#### The task:
Pick out every line holding the string "先进集体" and copy it.

[Extracted data entries]
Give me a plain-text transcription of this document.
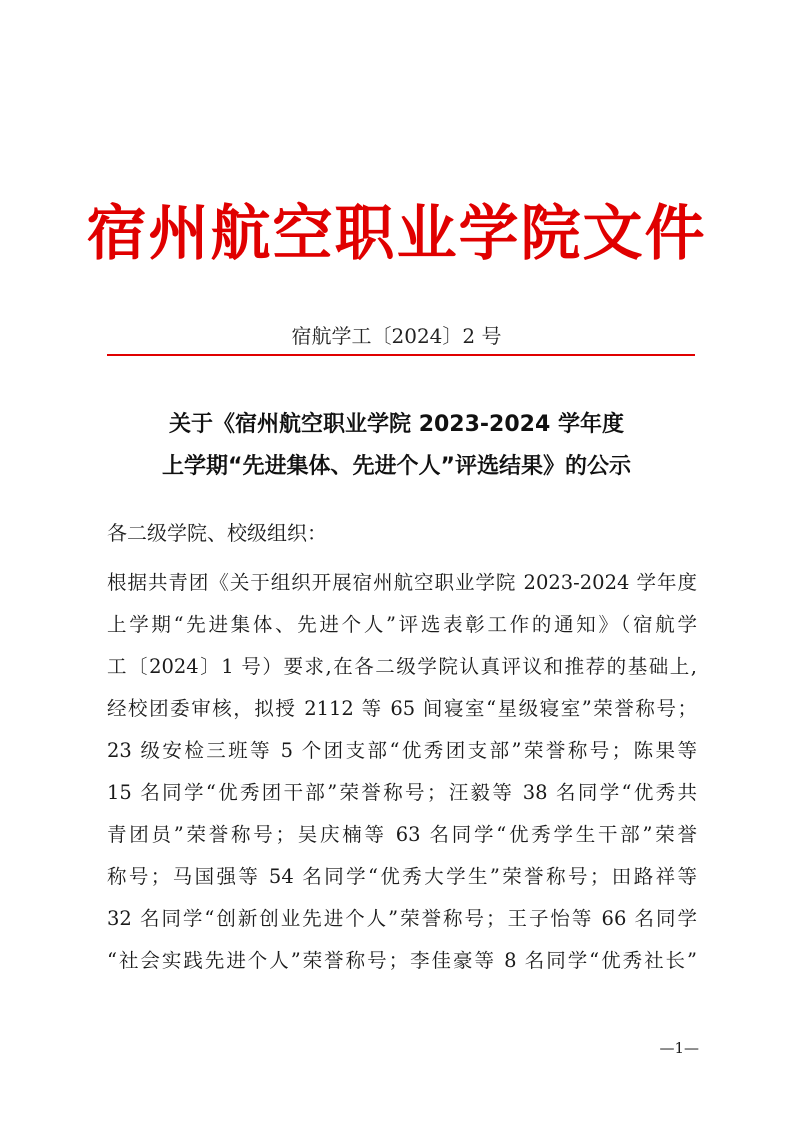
宿州航空职业学院文件
宿航学工〔2024〕2 号
关于《宿州航空职业学院 2023-2024 学年度
上学期“先进集体、先进个人”评选结果》的公示
各二级学院、校级组织：
根据共青团《关于组织开展宿州航空职业学院 2023-2024 学年度
上学期“先进集体、先进个人”评选表彰工作的通知》（宿航学
工〔2024〕1 号）要求,在各二级学院认真评议和推荐的基础上,
经校团委审核，拟授 2112 等 65 间寝室“星级寝室”荣誉称号；
23 级安检三班等 5 个团支部“优秀团支部”荣誉称号；陈果等
15 名同学“优秀团干部”荣誉称号；汪毅等 38 名同学“优秀共
青团员”荣誉称号；吴庆楠等 63 名同学“优秀学生干部”荣誉
称号；马国强等 54 名同学“优秀大学生”荣誉称号；田路祥等
32 名同学“创新创业先进个人”荣誉称号；王子怡等 66 名同学
“社会实践先进个人”荣誉称号；李佳豪等 8 名同学“优秀社长”
—1—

#### Written response:
上学期“先进集体、先进个人”评选结果》的公示
上学期“先进集体、先进个人”评选表彰工作的通知》（宿航学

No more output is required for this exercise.